Short problem: Give only the number of lines in the records that include the string "reported".

Dataset records:
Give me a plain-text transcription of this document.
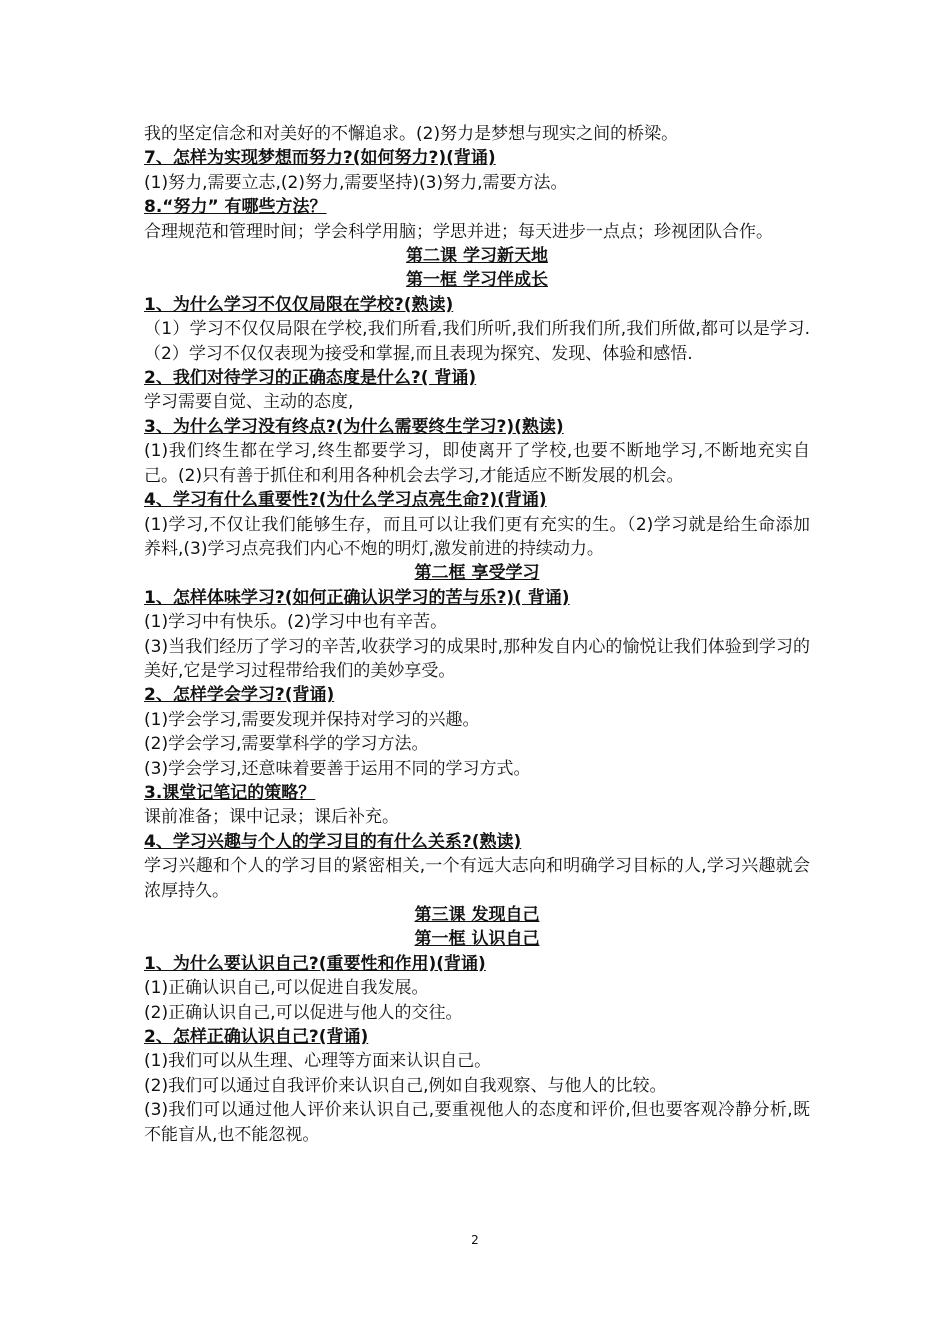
我的坚定信念和对美好的不懈追求。(2)努力是梦想与现实之间的桥梁。

7、怎样为实现梦想而努力?(如何努力?)(背诵)

(1)努力,需要立志,(2)努力,需要坚持)(3)努力,需要方法。

8.“努力” 有哪些方法？

合理规范和管理时间；学会科学用脑；学思并进；每天进步一点点；珍视团队合作。

第二课 学习新天地

第一框 学习伴成长

1、为什么学习不仅仅局限在学校?(熟读)

（1）学习不仅仅局限在学校,我们所看,我们所听,我们所我们所,我们所做,都可以是学习.（2）学习不仅仅表现为接受和掌握,而且表现为探究、发现、体验和感悟.

2、我们对待学习的正确态度是什么?( 背诵)

学习需要自觉、主动的态度,

3、为什么学习没有终点?(为什么需要终生学习?)(熟读)

(1)我们终生都在学习,终生都要学习，即使离开了学校,也要不断地学习,不断地充实自己。(2)只有善于抓住和利用各种机会去学习,才能适应不断发展的机会。

4、学习有什么重要性?(为什么学习点亮生命?)(背诵)

(1)学习,不仅让我们能够生存，而且可以让我们更有充实的生。（2)学习就是给生命添加养料,(3)学习点亮我们内心不炮的明灯,激发前进的持续动力。

第二框 享受学习

1、怎样体味学习?(如何正确认识学习的苦与乐?)( 背诵)

(1)学习中有快乐。(2)学习中也有辛苦。

(3)当我们经历了学习的辛苦,收获学习的成果时,那种发自内心的愉悦让我们体验到学习的美好,它是学习过程带给我们的美妙享受。

2、怎样学会学习?(背诵)

(1)学会学习,需要发现并保持对学习的兴趣。

(2)学会学习,需要掌科学的学习方法。

(3)学会学习,还意味着要善于运用不同的学习方式。

3.课堂记笔记的策略？

课前准备；课中记录；课后补充。

4、学习兴趣与个人的学习目的有什么关系?(熟读)

学习兴趣和个人的学习目的紧密相关,一个有远大志向和明确学习目标的人,学习兴趣就会浓厚持久。

第三课 发现自己

第一框 认识自己

1、为什么要认识自己?(重要性和作用)(背诵)

(1)正确认识自己,可以促进自我发展。

(2)正确认识自己,可以促进与他人的交往。

2、怎样正确认识自己?(背诵)

(1)我们可以从生理、心理等方面来认识自己。

(2)我们可以通过自我评价来认识自己,例如自我观察、与他人的比较。

(3)我们可以通过他人评价来认识自己,要重视他人的态度和评价,但也要客观冷静分析,既不能盲从,也不能忽视。

2
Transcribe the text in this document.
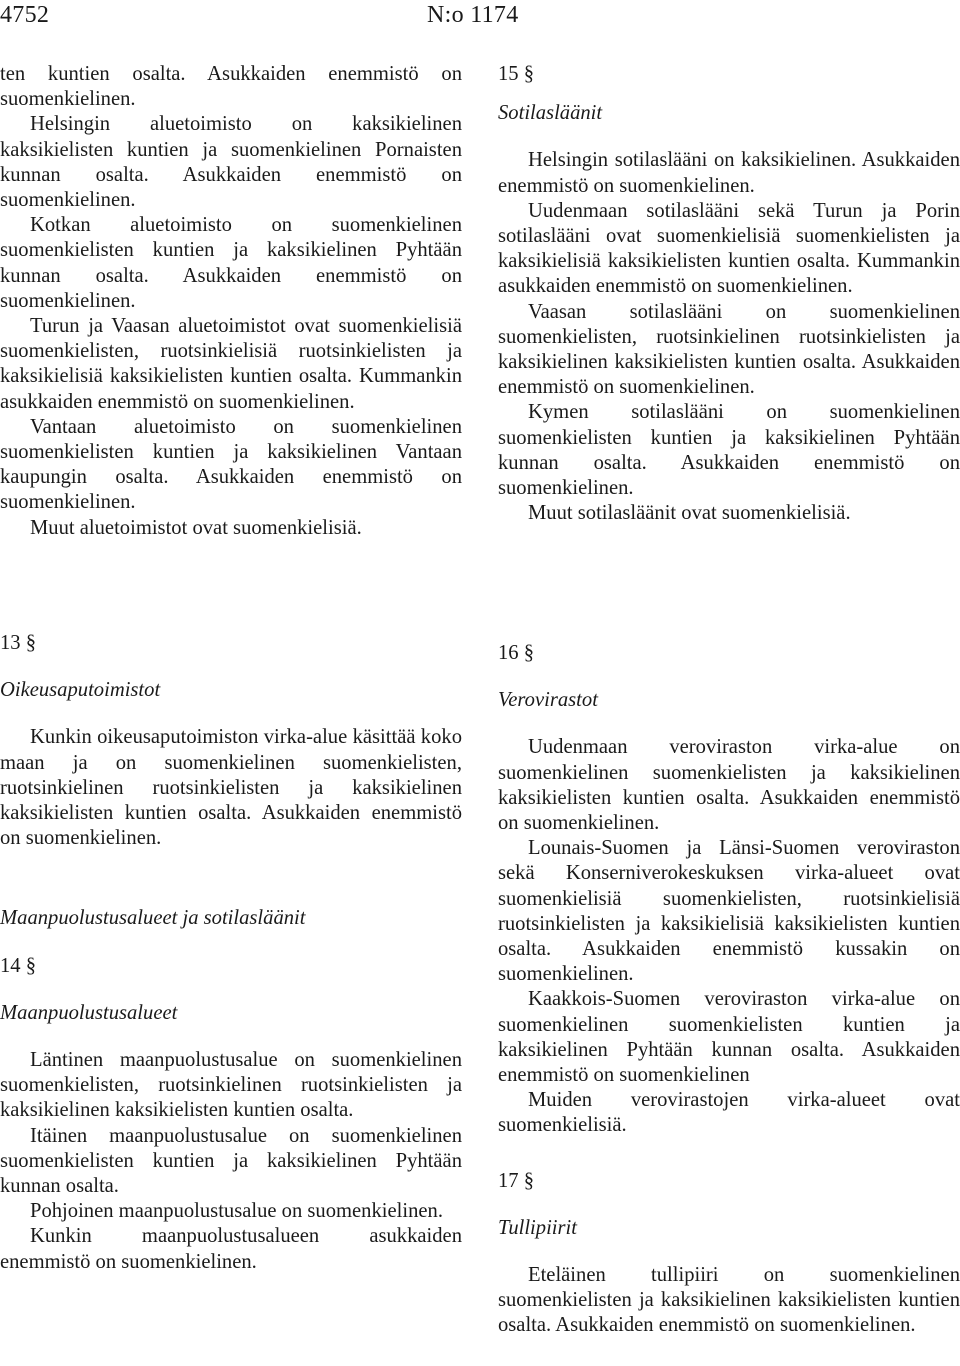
4752	N:o 1174

ten kuntien osalta. Asukkaiden enemmistö on suomenkielinen.

Helsingin aluetoimisto on kaksikielinen kaksikielisten kuntien ja suomenkielinen Pornaisten kunnan osalta. Asukkaiden enemmistö on suomenkielinen.

Kotkan aluetoimisto on suomenkielinen suomenkielisten kuntien ja kaksikielinen Pyhtään kunnan osalta. Asukkaiden enemmistö on suomenkielinen.

Turun ja Vaasan aluetoimistot ovat suomenkielisiä suomenkielisten, ruotsinkielisiä ruotsinkielisten ja kaksikielisiä kaksikielisten kuntien osalta. Kummankin asukkaiden enemmistö on suomenkielinen.

Vantaan aluetoimisto on suomenkielinen suomenkielisten kuntien ja kaksikielinen Vantaan kaupungin osalta. Asukkaiden enemmistö on suomenkielinen.

Muut aluetoimistot ovat suomenkielisiä.

15 §

Sotilasläänit

Helsingin sotilaslääni on kaksikielinen. Asukkaiden enemmistö on suomenkielinen.

Uudenmaan sotilaslääni sekä Turun ja Porin sotilaslääni ovat suomenkielisiä suomenkielisten ja kaksikielisiä kaksikielisten kuntien osalta. Kummankin asukkaiden enemmistö on suomenkielinen.

Vaasan sotilaslääni on suomenkielinen suomenkielisten, ruotsinkielinen ruotsinkielisten ja kaksikielinen kaksikielisten kuntien osalta. Asukkaiden enemmistö on suomenkielinen.

Kymen sotilaslääni on suomenkielinen suomenkielisten kuntien ja kaksikielinen Pyhtään kunnan osalta. Asukkaiden enemmistö on suomenkielinen.

Muut sotilasläänit ovat suomenkielisiä.

13 §

Oikeusaputoimistot

Kunkin oikeusaputoimiston virka-alue käsittää koko maan ja on suomenkielinen suomenkielisten, ruotsinkielinen ruotsinkielisten ja kaksikielinen kaksikielisten kuntien osalta. Asukkaiden enemmistö on suomenkielinen.

Maanpuolustusalueet ja sotilasläänit

14 §

Maanpuolustusalueet

Läntinen maanpuolustusalue on suomenkielinen suomenkielisten, ruotsinkielinen ruotsinkielisten ja kaksikielinen kaksikielisten kuntien osalta.

Itäinen maanpuolustusalue on suomenkielinen suomenkielisten kuntien ja kaksikielinen Pyhtään kunnan osalta.

Pohjoinen maanpuolustusalue on suomenkielinen.

Kunkin maanpuolustusalueen asukkaiden enemmistö on suomenkielinen.

16 §

Verovirastot

Uudenmaan veroviraston virka-alue on suomenkielinen suomenkielisten ja kaksikielinen kaksikielisten kuntien osalta. Asukkaiden enemmistö on suomenkielinen.

Lounais-Suomen ja Länsi-Suomen veroviraston sekä Konserniverokeskuksen virka-alueet ovat suomenkielisiä suomenkielisten, ruotsinkielisiä ruotsinkielisten ja kaksikielisiä kaksikielisten kuntien osalta. Asukkaiden enemmistö kussakin on suomenkielinen.

Kaakkois-Suomen veroviraston virka-alue on suomenkielinen suomenkielisten kuntien ja kaksikielinen Pyhtään kunnan osalta. Asukkaiden enemmistö on suomenkielinen

Muiden verovirastojen virka-alueet ovat suomenkielisiä.

17 §

Tullipiirit

Eteläinen tullipiiri on suomenkielinen suomenkielisten ja kaksikielinen kaksikielisten kuntien osalta. Asukkaiden enemmistö on suomenkielinen.
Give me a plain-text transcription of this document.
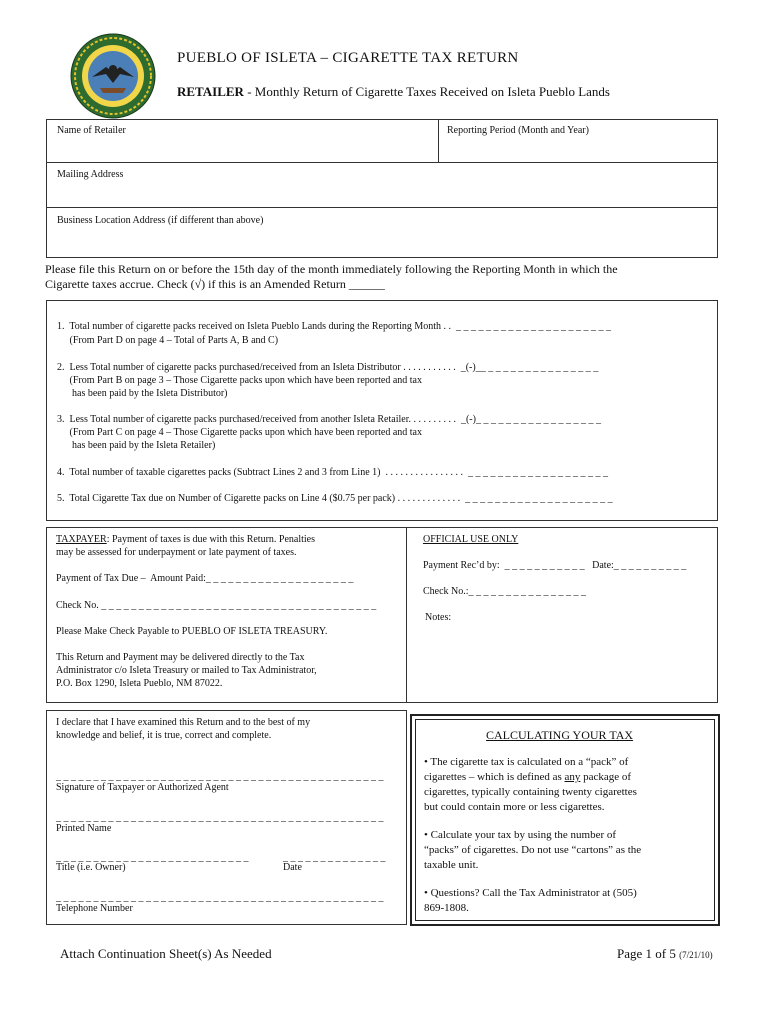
PUEBLO OF ISLETA – CIGARETTE TAX RETURN
RETAILER - Monthly Return of Cigarette Taxes Received on Isleta Pueblo Lands
Name of Retailer	Reporting Period (Month and Year)
Mailing Address
Business Location Address (if different than above)
Please file this Return on or before the 15th day of the month immediately following the Reporting Month in which the
Cigarette taxes accrue. Check (√) if this is an Amended Return ______
1.  Total number of cigarette packs received on Isleta Pueblo Lands during the Reporting Month . .  _ _ _ _ _ _ _ _ _ _ _ _ _ _ _ _ _ _ _ _ _
(From Part D on page 4 – Total of Parts A, B and C)
2.  Less Total number of cigarette packs purchased/received from an Isleta Distributor . . . . . . . . . . .  _(-)__ _ _ _ _ _ _ _ _ _ _ _ _ _ _ _
(From Part B on page 3 – Those Cigarette packs upon which have been reported and tax
has been paid by the Isleta Distributor)
3.  Less Total number of cigarette packs purchased/received from another Isleta Retailer. . . . . . . . . .  _(-)_ _ _ _ _ _ _ _ _ _ _ _ _ _ _ _ _
(From Part C on page 4 – Those Cigarette packs upon which have been reported and tax
has been paid by the Isleta Retailer)
4.  Total number of taxable cigarettes packs (Subtract Lines 2 and 3 from Line 1)  . . . . . . . . . . . . . . . .  _ _ _ _ _ _ _ _ _ _ _ _ _ _ _ _ _ _ _
5.  Total Cigarette Tax due on Number of Cigarette packs on Line 4 ($0.75 per pack) . . . . . . . . . . . . .  _ _ _ _ _ _ _ _ _ _ _ _ _ _ _ _ _ _ _ _
TAXPAYER: Payment of taxes is due with this Return. Penalties
may be assessed for underpayment or late payment of taxes.
Payment of Tax Due –  Amount Paid:_ _ _ _ _ _ _ _ _ _ _ _ _ _ _ _ _ _ _ _
Check No. _ _ _ _ _ _ _ _ _ _ _ _ _ _ _ _ _ _ _ _ _ _ _ _ _ _ _ _ _ _ _ _ _ _ _ _ _
Please Make Check Payable to PUEBLO OF ISLETA TREASURY.
This Return and Payment may be delivered directly to the Tax
Administrator c/o Isleta Treasury or mailed to Tax Administrator,
P.O. Box 1290, Isleta Pueblo, NM 87022.
OFFICIAL USE ONLY
Payment Rec’d by:  _ _ _ _ _ _ _ _ _ _ _   Date:_ _ _ _ _ _ _ _ _ _
Check No.:_ _ _ _ _ _ _ _ _ _ _ _ _ _ _ _
Notes:
I declare that I have examined this Return and to the best of my
knowledge and belief, it is true, correct and complete.
_ _ _ _ _ _ _ _ _ _ _ _ _ _ _ _ _ _ _ _ _ _ _ _ _ _ _ _ _ _ _ _ _ _ _ _ _ _ _ _ _ _ _ _
Signature of Taxpayer or Authorized Agent
_ _ _ _ _ _ _ _ _ _ _ _ _ _ _ _ _ _ _ _ _ _ _ _ _ _ _ _ _ _ _ _ _ _ _ _ _ _ _ _ _ _ _ _
Printed Name
_ _ _ _ _ _ _ _ _ _ _ _ _ _ _ _ _ _ _ _ _ _ _ _ _ _	_ _ _ _ _ _ _ _ _ _ _ _ _ _
Title (i.e. Owner)	Date
_ _ _ _ _ _ _ _ _ _ _ _ _ _ _ _ _ _ _ _ _ _ _ _ _ _ _ _ _ _ _ _ _ _ _ _ _ _ _ _ _ _ _ _
Telephone Number
CALCULATING YOUR TAX
• The cigarette tax is calculated on a “pack” of
cigarettes – which is defined as any package of
cigarettes, typically containing twenty cigarettes
but could contain more or less cigarettes.
• Calculate your tax by using the number of
“packs” of cigarettes. Do not use “cartons” as the
taxable unit.
• Questions? Call the Tax Administrator at (505)
869-1808.
Attach Continuation Sheet(s) As Needed	Page 1 of 5 (7/21/10)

Reply: 2